[EXERCISE REQUIREMENTS]
- a) Answer these questions from the text on employee financial well-being:
(i) What retention rate did Location Labs achieve?
(ii) What did financial stress cost per employee in 2021?
(iii) What was the personal saving rate in April 2022?
- b) Name every company or organization mentioned in the text on employee financial well-being.
- c) Duplicate the passage of the text on employee financial well-being from "Sixty-one percent of" to "other organizational improvements.".

[SELECTED EXTRACT]
☆ ☆ ☆ ☆

It is equally important for employers to create a cultural environment that encourages people to stay. Location Labs, a mobile security firm, achieved a 95% retention rate after developing a culture of open and honest discussion, trust in one another, and outstanding loyalty. The company rewarded that loyalty by avoiding layoffs. Other firms, including Goodwin Living, Giant Food, and Great American Restaurants have found success in retaining employees by meeting their financial well-being needs, supporting staff with free gas, prepared meals, and discounts on groceries.
Create a stronger employer-employee connection
Financial well-being – and the stress that follows when issues are not addressed – must also be factored into the bottom line. At a 2021 cost of $2,412 per employee via lost productivity and absenteeism (versus $2,169 in 2020 and $1,918 in 2019), financial stress is an enormous expense. The overall cost, which includes lost productivity and absenteeism, can be quite significant to employers. John Hancock’s calculator estimates that financial stress will cost $241,200 for an organization with just 100 employees, and more than $2.4 million for a business with 1,000 employees.
By deploying the right technology to financially educate their staff, enterprises can reduce these unnecessary expenses and improve their employees’ well-being. In fact, our research shows that when provided financial education benefits, employees are less worried about money and are therefore 20% more likely to experience hope and contentment with their finances. They are also 24% more likely to feel connected to their employer, which is imperative during The Great Resignation.
Sixty-one percent of respondents said that having diverse benefits, such as financial education support, helps to build commitment to their employer.
This was especially true for young, high-earning employees; 66% felt connected to their employer (compared to 43% of those who do not receive financial education benefits). Thirty-five percent of high earners who receive financial education benefits say they trust their employer – more than double the percent of high earners who trust their employer despite not receiving those benefits.
Trust is essential to the success of every enterprise; a PwC survey shows that employees who trust their employer experience a 50% increase in productivity, 74% less stress, and are 76% more engaged. That, in turn, can lead to other organizational improvements.
A Gallup poll shows that engaged employees realize 10% higher customer metrics, 20% higher sales, and 21% higher profitability. This suggests that by improving employees’ financial well-being, employers can create other benefits that support both staff and the business.
Become a driving force for financial well-being
In 2021, only 45% of Americans were anxious about their current financial situation – today, 77% are anxious. Given the current trajectory of inflation, including record-breaking gas prices, their anxiety is unlikely to abate anytime soon.
Employers have a unique opportunity to assist their staff through this difficult period by procuring and delivering financial tools that can help them achieve their goals. For example, employees are especially interested in receiving educational support to plan for key life movements, including the skills to grow a savings account (33%). This is important considering that the personal saving rate went from 33.8% in April 2020 (the highest on record) to 4.4% in April 2022 (the lowest since 2008). Employees also want to save for retirement (36%) and reduce debt (28%).
Organizations can live up to these expectations and become a driving force for financial well-being by using an impartial educational platform that demystifies money management and provides the skills to improve financial well-being. The result will be a stronger employer-employee connection, ultimately improving retention, productivity and employee happiness.

☆ ☆ ☆ ☆

[Data extracted from a collection]
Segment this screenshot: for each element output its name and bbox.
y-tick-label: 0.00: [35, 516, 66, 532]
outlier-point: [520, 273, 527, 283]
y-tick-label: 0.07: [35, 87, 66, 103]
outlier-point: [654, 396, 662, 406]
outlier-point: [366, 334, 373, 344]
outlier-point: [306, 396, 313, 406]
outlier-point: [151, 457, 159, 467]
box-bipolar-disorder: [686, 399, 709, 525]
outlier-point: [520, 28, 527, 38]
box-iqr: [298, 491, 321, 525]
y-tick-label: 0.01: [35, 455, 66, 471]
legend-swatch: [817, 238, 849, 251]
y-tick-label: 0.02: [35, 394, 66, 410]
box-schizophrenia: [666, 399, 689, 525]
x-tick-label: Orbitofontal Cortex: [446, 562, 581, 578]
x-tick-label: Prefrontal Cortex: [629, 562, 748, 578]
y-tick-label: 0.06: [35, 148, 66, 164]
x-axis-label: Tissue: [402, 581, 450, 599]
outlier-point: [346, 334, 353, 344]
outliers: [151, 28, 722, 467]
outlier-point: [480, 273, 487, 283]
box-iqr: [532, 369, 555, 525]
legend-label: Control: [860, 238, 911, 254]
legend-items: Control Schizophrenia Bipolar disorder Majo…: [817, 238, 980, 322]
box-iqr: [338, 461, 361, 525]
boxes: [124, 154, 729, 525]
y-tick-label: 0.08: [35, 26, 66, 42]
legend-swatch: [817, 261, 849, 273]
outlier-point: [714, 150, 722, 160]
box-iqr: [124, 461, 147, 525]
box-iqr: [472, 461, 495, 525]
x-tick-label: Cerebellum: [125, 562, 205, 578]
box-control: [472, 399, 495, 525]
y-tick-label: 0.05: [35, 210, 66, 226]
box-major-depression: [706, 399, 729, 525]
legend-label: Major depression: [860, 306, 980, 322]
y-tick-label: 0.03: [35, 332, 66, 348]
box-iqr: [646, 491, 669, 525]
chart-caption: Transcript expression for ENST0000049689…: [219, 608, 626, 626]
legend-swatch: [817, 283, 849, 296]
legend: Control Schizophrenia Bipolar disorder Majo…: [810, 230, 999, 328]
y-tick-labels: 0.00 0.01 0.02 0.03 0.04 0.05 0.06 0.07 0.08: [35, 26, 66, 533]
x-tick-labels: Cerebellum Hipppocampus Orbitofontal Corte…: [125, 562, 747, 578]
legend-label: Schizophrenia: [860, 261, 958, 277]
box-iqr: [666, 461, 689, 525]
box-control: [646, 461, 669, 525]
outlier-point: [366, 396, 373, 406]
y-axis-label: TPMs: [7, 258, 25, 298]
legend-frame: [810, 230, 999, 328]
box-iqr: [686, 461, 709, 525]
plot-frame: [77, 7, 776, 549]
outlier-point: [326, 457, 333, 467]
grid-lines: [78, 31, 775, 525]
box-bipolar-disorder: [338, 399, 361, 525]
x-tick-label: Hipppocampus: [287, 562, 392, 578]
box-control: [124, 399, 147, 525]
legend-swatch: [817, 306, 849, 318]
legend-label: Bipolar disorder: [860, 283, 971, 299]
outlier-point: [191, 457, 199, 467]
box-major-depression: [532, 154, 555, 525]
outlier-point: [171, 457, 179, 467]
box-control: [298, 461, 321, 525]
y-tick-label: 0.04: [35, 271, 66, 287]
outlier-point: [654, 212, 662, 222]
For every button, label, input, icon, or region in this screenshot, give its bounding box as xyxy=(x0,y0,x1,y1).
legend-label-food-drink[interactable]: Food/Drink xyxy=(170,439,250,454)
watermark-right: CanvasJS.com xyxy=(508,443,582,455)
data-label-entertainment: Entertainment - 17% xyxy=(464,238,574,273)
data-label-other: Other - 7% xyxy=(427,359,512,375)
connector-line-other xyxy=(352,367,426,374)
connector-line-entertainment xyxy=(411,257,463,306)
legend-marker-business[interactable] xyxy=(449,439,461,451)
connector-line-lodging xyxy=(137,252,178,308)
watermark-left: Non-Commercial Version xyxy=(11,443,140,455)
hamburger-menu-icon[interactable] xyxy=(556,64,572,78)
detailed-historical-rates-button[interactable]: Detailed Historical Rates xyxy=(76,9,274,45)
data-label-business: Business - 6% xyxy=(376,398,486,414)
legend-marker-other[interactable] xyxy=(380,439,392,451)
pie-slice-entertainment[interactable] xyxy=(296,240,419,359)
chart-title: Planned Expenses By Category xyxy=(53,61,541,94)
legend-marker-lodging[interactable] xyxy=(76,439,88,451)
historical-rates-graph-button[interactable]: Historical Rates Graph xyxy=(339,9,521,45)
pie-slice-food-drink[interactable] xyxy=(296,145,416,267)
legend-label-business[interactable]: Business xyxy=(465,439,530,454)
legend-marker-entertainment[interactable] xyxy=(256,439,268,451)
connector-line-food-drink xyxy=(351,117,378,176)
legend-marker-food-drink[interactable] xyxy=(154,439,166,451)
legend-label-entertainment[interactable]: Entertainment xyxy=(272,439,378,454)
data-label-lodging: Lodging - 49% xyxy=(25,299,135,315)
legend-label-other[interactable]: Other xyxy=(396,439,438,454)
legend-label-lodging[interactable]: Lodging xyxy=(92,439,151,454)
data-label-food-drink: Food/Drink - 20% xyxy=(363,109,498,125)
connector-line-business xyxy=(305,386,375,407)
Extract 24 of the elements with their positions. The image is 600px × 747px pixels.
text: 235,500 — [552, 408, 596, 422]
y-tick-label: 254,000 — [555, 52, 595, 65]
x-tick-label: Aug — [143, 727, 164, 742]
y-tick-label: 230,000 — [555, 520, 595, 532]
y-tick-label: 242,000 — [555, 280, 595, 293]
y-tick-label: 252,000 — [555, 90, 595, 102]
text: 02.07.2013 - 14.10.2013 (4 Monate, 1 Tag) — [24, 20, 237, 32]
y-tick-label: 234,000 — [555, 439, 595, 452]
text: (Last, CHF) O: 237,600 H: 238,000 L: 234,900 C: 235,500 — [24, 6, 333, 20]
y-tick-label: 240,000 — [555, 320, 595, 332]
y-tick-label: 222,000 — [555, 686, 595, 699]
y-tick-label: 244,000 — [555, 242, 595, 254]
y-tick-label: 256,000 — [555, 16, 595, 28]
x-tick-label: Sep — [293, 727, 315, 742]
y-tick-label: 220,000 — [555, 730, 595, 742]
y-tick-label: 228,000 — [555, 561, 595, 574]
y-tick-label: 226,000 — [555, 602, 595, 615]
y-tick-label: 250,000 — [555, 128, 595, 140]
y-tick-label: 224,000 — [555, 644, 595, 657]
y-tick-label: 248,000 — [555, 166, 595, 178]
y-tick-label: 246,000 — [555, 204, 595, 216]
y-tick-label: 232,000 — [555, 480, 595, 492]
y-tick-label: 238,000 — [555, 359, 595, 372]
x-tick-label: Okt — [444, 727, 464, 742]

☆ ☆ ☆ ☆

[THE SOLUTIONS]
- a)
(i) 95%
(ii) $2,412
(iii) 4.4%

- b) Location Labs, Goodwin Living, Giant Food, Great American Restaurants, John Hancock, PwC, Gallup

- c)
Sixty-one percent of respondents said that having diverse benefits, such as financial education support, helps to build commitment to their employer.
This was especially true for young, high-earning employees; 66% felt connected to their employer (compared to 43% of those who do not receive financial education benefits). Thirty-five percent of high earners who receive financial education benefits say they trust their employer – more than double the percent of high earners who trust their employer despite not receiving those benefits.
Trust is essential to the success of every enterprise; a PwC survey shows that employees who trust their employer experience a 50% increase in productivity, 74% less stress, and are 76% more engaged. That, in turn, can lead to other organizational improvements.